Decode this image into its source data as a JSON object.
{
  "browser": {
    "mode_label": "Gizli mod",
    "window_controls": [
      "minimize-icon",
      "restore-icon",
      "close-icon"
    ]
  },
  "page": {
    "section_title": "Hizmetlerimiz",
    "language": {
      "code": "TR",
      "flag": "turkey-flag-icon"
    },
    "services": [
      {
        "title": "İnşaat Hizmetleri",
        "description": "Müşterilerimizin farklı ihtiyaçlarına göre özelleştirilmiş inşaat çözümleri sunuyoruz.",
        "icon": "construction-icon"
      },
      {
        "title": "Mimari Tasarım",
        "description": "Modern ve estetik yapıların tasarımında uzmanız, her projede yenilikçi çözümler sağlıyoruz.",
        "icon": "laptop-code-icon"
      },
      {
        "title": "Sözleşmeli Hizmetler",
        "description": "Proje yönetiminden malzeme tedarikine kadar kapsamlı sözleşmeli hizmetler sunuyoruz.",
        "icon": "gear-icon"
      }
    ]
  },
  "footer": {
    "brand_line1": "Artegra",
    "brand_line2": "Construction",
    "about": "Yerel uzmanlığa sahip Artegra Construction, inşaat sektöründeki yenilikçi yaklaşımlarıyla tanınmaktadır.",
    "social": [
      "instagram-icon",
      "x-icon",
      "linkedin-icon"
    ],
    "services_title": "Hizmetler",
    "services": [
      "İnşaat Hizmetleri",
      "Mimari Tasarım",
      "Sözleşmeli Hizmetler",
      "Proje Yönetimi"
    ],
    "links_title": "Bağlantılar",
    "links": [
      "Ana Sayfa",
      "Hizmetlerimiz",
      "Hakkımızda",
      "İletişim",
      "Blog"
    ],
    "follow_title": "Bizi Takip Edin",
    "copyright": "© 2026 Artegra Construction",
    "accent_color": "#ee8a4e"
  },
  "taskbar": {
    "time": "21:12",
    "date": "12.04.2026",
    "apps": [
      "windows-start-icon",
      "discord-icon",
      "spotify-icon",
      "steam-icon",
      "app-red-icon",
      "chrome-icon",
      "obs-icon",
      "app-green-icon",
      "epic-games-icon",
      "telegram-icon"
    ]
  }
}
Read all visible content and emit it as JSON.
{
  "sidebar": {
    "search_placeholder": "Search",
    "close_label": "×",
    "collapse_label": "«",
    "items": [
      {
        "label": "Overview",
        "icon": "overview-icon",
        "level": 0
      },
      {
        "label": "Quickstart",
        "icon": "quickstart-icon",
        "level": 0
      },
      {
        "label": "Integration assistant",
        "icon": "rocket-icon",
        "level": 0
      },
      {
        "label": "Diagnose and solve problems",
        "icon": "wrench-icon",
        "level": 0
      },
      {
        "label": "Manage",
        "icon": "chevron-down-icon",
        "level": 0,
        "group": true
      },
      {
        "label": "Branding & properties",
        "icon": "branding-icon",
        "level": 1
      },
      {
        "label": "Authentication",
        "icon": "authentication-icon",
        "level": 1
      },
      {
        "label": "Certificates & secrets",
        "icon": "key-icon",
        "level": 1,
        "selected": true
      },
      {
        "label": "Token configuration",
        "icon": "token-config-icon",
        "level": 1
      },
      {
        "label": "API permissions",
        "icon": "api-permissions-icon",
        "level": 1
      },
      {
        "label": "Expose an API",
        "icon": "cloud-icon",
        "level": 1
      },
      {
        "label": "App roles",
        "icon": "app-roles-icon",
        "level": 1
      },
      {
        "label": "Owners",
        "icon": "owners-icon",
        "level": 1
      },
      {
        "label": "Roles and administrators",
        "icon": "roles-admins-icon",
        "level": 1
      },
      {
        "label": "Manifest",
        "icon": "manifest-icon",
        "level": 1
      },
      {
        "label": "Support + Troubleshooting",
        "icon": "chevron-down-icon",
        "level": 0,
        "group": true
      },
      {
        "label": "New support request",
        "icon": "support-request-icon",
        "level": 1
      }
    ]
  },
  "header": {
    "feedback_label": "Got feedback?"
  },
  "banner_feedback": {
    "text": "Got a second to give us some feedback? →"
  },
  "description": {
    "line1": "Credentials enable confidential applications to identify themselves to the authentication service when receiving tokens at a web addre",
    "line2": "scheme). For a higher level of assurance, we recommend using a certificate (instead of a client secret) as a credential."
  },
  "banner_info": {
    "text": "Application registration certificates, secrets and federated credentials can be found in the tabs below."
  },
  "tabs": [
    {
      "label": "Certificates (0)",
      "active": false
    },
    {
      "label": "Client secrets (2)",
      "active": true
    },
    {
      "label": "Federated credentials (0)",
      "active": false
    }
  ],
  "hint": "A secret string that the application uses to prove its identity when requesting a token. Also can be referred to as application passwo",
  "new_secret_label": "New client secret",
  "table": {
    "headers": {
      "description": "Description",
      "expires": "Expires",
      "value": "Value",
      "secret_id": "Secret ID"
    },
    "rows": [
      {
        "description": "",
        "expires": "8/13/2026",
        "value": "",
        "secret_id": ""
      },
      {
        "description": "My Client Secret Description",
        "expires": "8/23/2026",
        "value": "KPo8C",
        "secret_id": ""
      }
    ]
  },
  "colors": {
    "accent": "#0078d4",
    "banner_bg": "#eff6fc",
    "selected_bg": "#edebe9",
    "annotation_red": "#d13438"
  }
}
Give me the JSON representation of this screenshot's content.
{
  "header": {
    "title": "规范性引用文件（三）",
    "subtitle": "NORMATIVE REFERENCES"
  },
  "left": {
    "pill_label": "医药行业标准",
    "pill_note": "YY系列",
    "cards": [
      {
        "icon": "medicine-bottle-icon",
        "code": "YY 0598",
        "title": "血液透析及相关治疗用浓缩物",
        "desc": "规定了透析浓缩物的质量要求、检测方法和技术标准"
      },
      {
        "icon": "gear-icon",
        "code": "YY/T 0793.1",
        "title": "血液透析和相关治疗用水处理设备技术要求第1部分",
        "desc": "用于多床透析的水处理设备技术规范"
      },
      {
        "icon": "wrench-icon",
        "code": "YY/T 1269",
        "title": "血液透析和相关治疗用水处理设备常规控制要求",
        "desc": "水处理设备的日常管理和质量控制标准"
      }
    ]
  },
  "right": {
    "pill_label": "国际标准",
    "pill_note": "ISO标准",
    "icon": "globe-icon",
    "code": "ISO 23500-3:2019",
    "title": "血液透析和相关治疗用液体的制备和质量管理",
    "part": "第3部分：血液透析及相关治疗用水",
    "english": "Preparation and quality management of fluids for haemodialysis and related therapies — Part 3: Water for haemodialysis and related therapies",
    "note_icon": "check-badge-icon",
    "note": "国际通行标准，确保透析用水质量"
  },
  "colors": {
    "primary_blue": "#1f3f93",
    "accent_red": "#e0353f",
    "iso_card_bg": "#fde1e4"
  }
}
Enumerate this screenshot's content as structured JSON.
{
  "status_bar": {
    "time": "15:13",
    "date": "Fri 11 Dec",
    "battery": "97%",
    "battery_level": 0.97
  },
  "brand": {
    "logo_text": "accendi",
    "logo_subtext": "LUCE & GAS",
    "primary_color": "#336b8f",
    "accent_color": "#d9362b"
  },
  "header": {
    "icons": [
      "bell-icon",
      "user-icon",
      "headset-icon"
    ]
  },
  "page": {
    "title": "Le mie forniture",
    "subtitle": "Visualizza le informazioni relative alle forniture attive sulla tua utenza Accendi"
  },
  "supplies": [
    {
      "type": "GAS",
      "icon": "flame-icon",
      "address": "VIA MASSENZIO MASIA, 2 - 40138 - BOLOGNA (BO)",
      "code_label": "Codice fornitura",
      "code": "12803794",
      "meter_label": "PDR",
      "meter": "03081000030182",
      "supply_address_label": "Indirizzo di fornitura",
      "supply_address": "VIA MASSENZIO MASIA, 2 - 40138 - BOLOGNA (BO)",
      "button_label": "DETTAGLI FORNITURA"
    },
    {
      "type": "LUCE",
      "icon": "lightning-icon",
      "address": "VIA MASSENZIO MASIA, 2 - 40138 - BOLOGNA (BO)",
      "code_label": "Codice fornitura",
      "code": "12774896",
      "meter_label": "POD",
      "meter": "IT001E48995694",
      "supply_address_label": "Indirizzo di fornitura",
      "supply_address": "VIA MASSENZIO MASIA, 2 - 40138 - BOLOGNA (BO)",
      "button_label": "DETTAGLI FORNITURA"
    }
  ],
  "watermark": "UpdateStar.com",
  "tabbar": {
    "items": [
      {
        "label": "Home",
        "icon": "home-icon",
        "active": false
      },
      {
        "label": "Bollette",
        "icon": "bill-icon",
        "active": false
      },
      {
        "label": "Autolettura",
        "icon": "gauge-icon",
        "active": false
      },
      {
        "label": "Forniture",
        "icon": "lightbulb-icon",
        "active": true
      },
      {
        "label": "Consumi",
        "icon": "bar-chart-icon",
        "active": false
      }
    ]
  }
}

> **SHORT PROBLEM**:
List each line in the listing that contains the string "sunuyoruz".

> **ANSWER TO THE TASK**:
        "description": "Müşterilerimizin farklı ihtiyaçlarına göre özelleştirilmiş inşaat çözümleri sunuyoruz.",
        "description": "Proje yönetiminden malzeme tedarikine kadar kapsamlı sözleşmeli hizmetler sunuyoruz.",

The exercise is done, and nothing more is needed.